- Directive: Every line that contains the word "THEY" should be copied.

══ Exercise materials ══

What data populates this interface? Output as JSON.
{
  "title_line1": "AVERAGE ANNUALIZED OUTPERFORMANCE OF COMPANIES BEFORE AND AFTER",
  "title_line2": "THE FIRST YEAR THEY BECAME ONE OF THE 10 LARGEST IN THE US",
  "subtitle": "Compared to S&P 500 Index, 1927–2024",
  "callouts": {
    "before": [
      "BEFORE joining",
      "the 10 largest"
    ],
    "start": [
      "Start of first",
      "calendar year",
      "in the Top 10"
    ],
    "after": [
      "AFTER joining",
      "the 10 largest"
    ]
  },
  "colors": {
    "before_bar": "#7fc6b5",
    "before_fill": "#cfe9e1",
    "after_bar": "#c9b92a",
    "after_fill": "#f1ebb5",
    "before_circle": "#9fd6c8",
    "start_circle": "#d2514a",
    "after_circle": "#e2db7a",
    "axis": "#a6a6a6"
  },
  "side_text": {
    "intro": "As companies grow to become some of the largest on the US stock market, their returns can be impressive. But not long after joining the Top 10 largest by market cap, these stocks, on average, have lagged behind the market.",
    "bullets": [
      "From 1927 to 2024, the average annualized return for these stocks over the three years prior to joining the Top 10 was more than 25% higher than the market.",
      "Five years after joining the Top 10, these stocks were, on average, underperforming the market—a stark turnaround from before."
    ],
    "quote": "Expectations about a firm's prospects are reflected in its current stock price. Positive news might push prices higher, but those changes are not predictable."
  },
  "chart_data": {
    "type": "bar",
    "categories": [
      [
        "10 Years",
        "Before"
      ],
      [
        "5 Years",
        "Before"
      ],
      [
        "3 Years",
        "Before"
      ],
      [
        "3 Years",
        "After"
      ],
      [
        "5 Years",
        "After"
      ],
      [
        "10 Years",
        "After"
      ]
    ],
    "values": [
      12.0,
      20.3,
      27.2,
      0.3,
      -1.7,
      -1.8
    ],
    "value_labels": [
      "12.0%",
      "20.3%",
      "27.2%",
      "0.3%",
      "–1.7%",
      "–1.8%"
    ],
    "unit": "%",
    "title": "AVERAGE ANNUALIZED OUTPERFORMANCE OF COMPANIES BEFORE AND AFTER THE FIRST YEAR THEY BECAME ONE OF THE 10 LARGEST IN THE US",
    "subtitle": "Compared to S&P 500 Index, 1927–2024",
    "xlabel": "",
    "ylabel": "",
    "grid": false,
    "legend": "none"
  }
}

═══

- Written solution:
  "title_line2": "THE FIRST YEAR THEY BECAME ONE OF THE 10 LARGEST IN THE US",
    "title": "AVERAGE ANNUALIZED OUTPERFORMANCE OF COMPANIES BEFORE AND AFTER THE FIRST YEAR THEY BECAME ONE OF THE 10 LARGEST IN THE US",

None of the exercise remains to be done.